Repeat every line below exactly, word for word.

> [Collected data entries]
________________________

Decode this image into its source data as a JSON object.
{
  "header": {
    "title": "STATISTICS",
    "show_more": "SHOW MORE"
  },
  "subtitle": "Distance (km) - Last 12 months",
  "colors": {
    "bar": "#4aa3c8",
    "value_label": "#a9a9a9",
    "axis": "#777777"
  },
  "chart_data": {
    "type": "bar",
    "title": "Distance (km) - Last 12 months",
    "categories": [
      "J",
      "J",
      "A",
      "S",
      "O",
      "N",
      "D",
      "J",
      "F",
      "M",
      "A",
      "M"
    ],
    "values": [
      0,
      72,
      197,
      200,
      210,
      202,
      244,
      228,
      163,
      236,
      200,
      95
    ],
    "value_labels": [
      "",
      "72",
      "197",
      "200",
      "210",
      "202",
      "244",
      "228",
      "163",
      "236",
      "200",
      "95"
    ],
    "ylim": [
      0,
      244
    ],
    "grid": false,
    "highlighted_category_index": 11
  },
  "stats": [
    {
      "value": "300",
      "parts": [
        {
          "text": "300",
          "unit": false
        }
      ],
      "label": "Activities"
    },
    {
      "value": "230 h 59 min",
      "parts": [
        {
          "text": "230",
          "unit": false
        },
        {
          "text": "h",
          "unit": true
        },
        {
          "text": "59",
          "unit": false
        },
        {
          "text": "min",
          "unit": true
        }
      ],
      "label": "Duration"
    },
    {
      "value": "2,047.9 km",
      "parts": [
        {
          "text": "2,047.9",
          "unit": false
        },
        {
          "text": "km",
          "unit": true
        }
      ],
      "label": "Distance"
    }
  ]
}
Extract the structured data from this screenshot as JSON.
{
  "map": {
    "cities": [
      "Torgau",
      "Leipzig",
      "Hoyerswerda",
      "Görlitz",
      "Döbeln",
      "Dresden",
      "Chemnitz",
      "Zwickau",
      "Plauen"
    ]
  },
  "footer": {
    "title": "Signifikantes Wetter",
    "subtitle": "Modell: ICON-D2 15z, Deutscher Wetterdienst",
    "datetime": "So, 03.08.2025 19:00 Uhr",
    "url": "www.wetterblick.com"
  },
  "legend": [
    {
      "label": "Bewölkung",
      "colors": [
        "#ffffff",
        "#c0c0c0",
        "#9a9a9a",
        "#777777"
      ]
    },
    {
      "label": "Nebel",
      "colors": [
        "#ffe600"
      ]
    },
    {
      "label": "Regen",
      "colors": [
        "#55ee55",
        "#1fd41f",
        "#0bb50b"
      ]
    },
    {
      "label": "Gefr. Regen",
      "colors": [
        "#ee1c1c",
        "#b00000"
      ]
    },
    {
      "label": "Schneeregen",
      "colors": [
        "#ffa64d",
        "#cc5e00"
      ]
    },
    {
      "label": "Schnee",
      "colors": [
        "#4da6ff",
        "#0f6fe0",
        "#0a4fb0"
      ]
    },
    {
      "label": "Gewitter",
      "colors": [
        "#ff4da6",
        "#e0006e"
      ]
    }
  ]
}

________________________

> [ANSWER BELOW]
Decode this image into its source data as a JSON object.
{
  "header": {
    "title": "STATISTICS",
    "show_more": "SHOW MORE"
  },
  "subtitle": "Distance (km) - Last 12 months",
  "colors": {
    "bar": "#4aa3c8",
    "value_label": "#a9a9a9",
    "axis": "#777777"
  },
  "chart_data": {
    "type": "bar",
    "title": "Distance (km) - Last 12 months",
    "categories": [
      "J",
      "J",
      "A",
      "S",
      "O",
      "N",
      "D",
      "J",
      "F",
      "M",
      "A",
      "M"
    ],
    "values": [
      0,
      72,
      197,
      200,
      210,
      202,
      244,
      228,
      163,
      236,
      200,
      95
    ],
    "value_labels": [
      "",
      "72",
      "197",
      "200",
      "210",
      "202",
      "244",
      "228",
      "163",
      "236",
      "200",
      "95"
    ],
    "ylim": [
      0,
      244
    ],
    "grid": false,
    "highlighted_category_index": 11
  },
  "stats": [
    {
      "value": "300",
      "parts": [
        {
          "text": "300",
          "unit": false
        }
      ],
      "label": "Activities"
    },
    {
      "value": "230 h 59 min",
      "parts": [
        {
          "text": "230",
          "unit": false
        },
        {
          "text": "h",
          "unit": true
        },
        {
          "text": "59",
          "unit": false
        },
        {
          "text": "min",
          "unit": true
        }
      ],
      "label": "Duration"
    },
    {
      "value": "2,047.9 km",
      "parts": [
        {
          "text": "2,047.9",
          "unit": false
        },
        {
          "text": "km",
          "unit": true
        }
      ],
      "label": "Distance"
    }
  ]
}
Extract the structured data from this screenshot as JSON.
{
  "map": {
    "cities": [
      "Torgau",
      "Leipzig",
      "Hoyerswerda",
      "Görlitz",
      "Döbeln",
      "Dresden",
      "Chemnitz",
      "Zwickau",
      "Plauen"
    ]
  },
  "footer": {
    "title": "Signifikantes Wetter",
    "subtitle": "Modell: ICON-D2 15z, Deutscher Wetterdienst",
    "datetime": "So, 03.08.2025 19:00 Uhr",
    "url": "www.wetterblick.com"
  },
  "legend": [
    {
      "label": "Bewölkung",
      "colors": [
        "#ffffff",
        "#c0c0c0",
        "#9a9a9a",
        "#777777"
      ]
    },
    {
      "label": "Nebel",
      "colors": [
        "#ffe600"
      ]
    },
    {
      "label": "Regen",
      "colors": [
        "#55ee55",
        "#1fd41f",
        "#0bb50b"
      ]
    },
    {
      "label": "Gefr. Regen",
      "colors": [
        "#ee1c1c",
        "#b00000"
      ]
    },
    {
      "label": "Schneeregen",
      "colors": [
        "#ffa64d",
        "#cc5e00"
      ]
    },
    {
      "label": "Schnee",
      "colors": [
        "#4da6ff",
        "#0f6fe0",
        "#0a4fb0"
      ]
    },
    {
      "label": "Gewitter",
      "colors": [
        "#ff4da6",
        "#e0006e"
      ]
    }
  ]
}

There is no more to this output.